Written problem A
Switch "series" to "collection" in the KindleBoards thread, and give the passage again starting at "--*Please bookmark this" and ending at "it's your choice).".

Text excerpt
# New Release - M/M Christmas/Apocalypse Romance



## arvel (Jun 23, 2012)

_*New Release*_










Eren has been in love with his best friend forever and he has finally decided to confess with the perfect Christmas gift. Unfortunately, getting the gift turns out to be tougher than he plans when while in the mall the end of the world happens. Now Eren must gather the courage to tell TJ how he feels while trying to survive at least three different apocalypses.

Gift At The End Of The World is a story about love, the apocalypse, and doing whatever it takes to be with the one you love.

Short Story Length: approx. 12,400 words

Warnings for Zombies, Meteors, and Crazy people.

Amazon 
Amazon UK


----------



## Ann in Arlington (Oct 27, 2008)

arvel. . . . . .

Welcome to KindleBoards, and congratulations on the books! 

This is just a friendly reminder that KindleBoards is a Readers and Kindle Fan forum. Authors are always welcome to post anywhere but, as you browse the 'boards, please keep in mind that self-promotion, of any sort, is ONLY allowed here in the Book Bazaar.

A brief recap of our rules follows: (Note that this doesn't mean you've done anything wrong; we just want you to have a ready reference, so post this note in every thread.  )

--*Please bookmark this thread (using your browser's bookmark/favorite function) so you can update it as we ask that authors have only one thread per book and add to it when there is more information.* You may start a separate thread for each book (or you may have one thread per series of books, or one thread for all of your books, it's your choice).

--We invite you to use your book cover as your avatar and have links to your book and website in your signature. Instructions are posted here

--While you may respond to member posts to your thread at any time, you may only bump your thread (back-to-back posts by you) once every seven days. Once you've responded to a member, that resets the clock to zero and you must wait seven days to post, unless another member posts before then.

--We ask that Amazon reviews not be repeated here as they are easy to find at your book link. Also, full reviews from other sites should not be posted here, but you may post a short blurb and a link to the full review instead.

--Although self-promotion is limited to the Book Bazaar, our most successful authors have found the best way to promote their books is to be as active throughout KindleBoards as time allows. This is your target audience--book lovers with Kindles! Please note that putting link information in the body of your posts outside the Book Bazaar constitutes self promotion; please leave your links for your profile signature that will automatically appear on each post. For information on more ways to promote here on KindleBoards, be sure to check out this thread:
Authors: KindleBoards Tips & FAQ.

All this, and more, is included in our  Forum Decorum. Be sure to check it from time to time for the current guidelines and rules.

Thanks for being part of KindleBoards! Feel free to send us a PM if you have any questions.

Betsy & Ann
Book Bazaar Moderators


----------



## arvel (Jun 23, 2012)

Dataset entries
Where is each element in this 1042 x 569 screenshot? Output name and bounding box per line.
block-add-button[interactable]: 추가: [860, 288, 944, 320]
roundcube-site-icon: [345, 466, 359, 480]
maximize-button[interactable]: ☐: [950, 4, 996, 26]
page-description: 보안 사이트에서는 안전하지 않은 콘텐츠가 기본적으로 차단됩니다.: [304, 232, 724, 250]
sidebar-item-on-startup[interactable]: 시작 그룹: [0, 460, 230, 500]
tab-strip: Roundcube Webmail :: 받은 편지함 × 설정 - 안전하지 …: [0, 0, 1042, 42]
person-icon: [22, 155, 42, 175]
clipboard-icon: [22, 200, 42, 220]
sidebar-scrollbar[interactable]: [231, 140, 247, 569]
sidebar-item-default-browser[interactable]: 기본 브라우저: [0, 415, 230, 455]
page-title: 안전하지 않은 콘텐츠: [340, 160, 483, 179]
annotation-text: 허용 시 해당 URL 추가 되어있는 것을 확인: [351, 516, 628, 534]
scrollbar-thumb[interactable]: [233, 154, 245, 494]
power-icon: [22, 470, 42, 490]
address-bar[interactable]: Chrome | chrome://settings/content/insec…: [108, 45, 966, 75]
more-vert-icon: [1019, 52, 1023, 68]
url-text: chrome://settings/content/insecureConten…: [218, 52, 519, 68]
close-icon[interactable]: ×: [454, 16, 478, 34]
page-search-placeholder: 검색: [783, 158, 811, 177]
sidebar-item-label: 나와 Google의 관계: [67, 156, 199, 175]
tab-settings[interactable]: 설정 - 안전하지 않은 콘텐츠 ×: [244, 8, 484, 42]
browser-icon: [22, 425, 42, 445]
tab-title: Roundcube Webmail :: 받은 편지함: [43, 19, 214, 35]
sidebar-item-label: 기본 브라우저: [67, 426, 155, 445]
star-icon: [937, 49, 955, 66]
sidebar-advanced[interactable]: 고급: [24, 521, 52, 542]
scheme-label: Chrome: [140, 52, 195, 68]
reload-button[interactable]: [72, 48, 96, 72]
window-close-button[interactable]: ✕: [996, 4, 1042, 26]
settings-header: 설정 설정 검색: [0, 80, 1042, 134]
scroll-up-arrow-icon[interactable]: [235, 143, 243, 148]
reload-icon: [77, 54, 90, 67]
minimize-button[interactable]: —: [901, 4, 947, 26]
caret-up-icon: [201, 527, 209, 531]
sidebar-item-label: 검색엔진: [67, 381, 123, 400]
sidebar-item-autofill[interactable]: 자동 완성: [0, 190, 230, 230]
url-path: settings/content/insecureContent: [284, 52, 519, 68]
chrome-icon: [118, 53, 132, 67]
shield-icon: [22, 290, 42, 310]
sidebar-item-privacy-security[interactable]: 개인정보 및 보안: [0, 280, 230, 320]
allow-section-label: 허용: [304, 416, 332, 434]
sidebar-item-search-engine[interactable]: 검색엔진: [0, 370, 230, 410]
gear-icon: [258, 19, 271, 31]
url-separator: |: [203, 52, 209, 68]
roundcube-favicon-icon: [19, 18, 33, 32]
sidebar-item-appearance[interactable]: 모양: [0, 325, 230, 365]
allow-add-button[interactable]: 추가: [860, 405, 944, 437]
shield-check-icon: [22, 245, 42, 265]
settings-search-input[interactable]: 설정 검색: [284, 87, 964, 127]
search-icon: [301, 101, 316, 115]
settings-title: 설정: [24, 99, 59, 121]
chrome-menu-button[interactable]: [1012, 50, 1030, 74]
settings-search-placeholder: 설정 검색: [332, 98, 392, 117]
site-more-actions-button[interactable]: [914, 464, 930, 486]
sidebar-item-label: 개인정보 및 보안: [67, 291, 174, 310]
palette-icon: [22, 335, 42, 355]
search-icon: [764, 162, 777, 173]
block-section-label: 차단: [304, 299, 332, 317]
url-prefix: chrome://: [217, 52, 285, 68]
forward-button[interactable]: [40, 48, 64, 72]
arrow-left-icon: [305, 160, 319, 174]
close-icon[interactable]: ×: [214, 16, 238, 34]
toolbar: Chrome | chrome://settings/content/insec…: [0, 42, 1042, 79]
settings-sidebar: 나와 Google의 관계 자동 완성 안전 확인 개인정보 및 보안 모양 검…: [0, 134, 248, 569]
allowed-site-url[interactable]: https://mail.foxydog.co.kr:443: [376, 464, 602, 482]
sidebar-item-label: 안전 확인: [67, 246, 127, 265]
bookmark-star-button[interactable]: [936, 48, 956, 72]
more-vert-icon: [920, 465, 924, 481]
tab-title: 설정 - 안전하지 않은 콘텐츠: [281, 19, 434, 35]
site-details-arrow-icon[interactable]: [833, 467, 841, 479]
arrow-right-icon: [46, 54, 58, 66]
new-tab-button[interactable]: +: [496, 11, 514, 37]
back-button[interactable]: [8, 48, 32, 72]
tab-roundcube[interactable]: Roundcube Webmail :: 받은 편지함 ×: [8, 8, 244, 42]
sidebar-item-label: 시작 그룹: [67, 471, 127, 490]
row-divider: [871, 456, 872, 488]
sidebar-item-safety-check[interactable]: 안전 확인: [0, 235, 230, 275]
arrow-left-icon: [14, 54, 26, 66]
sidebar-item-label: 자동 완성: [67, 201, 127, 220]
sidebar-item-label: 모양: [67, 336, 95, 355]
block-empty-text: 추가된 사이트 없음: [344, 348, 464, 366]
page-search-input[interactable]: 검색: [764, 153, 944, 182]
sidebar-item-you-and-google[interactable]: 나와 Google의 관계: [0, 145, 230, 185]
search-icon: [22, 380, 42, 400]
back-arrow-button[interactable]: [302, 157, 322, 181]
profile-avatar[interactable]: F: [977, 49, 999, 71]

Written problem B
Copy the records exactly, starting at their first line and ending at the line that contains "chrome-icon: [118, 53, 132, 67]".

Problem solution A
--*Please bookmark this thread (using your browser's bookmark/favorite function) so you can update it as we ask that authors have only one thread per book and add to it when there is more information.* You may start a separate thread for each book (or you may have one thread per collection of books, or one thread for all of your books, it's your choice).

Problem solution B
Where is each element in this 1042 x 569 screenshot? Output name and bounding box per line.
block-add-button[interactable]: 추가: [860, 288, 944, 320]
roundcube-site-icon: [345, 466, 359, 480]
maximize-button[interactable]: ☐: [950, 4, 996, 26]
page-description: 보안 사이트에서는 안전하지 않은 콘텐츠가 기본적으로 차단됩니다.: [304, 232, 724, 250]
sidebar-item-on-startup[interactable]: 시작 그룹: [0, 460, 230, 500]
tab-strip: Roundcube Webmail :: 받은 편지함 × 설정 - 안전하지 …: [0, 0, 1042, 42]
person-icon: [22, 155, 42, 175]
clipboard-icon: [22, 200, 42, 220]
sidebar-scrollbar[interactable]: [231, 140, 247, 569]
sidebar-item-default-browser[interactable]: 기본 브라우저: [0, 415, 230, 455]
page-title: 안전하지 않은 콘텐츠: [340, 160, 483, 179]
annotation-text: 허용 시 해당 URL 추가 되어있는 것을 확인: [351, 516, 628, 534]
scrollbar-thumb[interactable]: [233, 154, 245, 494]
power-icon: [22, 470, 42, 490]
address-bar[interactable]: Chrome | chrome://settings/content/insec…: [108, 45, 966, 75]
more-vert-icon: [1019, 52, 1023, 68]
url-text: chrome://settings/content/insecureConten…: [218, 52, 519, 68]
close-icon[interactable]: ×: [454, 16, 478, 34]
page-search-placeholder: 검색: [783, 158, 811, 177]
sidebar-item-label: 나와 Google의 관계: [67, 156, 199, 175]
tab-settings[interactable]: 설정 - 안전하지 않은 콘텐츠 ×: [244, 8, 484, 42]
browser-icon: [22, 425, 42, 445]
tab-title: Roundcube Webmail :: 받은 편지함: [43, 19, 214, 35]
sidebar-item-label: 기본 브라우저: [67, 426, 155, 445]
star-icon: [937, 49, 955, 66]
sidebar-advanced[interactable]: 고급: [24, 521, 52, 542]
scheme-label: Chrome: [140, 52, 195, 68]
reload-button[interactable]: [72, 48, 96, 72]
window-close-button[interactable]: ✕: [996, 4, 1042, 26]
settings-header: 설정 설정 검색: [0, 80, 1042, 134]
scroll-up-arrow-icon[interactable]: [235, 143, 243, 148]
reload-icon: [77, 54, 90, 67]
minimize-button[interactable]: —: [901, 4, 947, 26]
caret-up-icon: [201, 527, 209, 531]
sidebar-item-label: 검색엔진: [67, 381, 123, 400]
sidebar-item-autofill[interactable]: 자동 완성: [0, 190, 230, 230]
url-path: settings/content/insecureContent: [284, 52, 519, 68]
chrome-icon: [118, 53, 132, 67]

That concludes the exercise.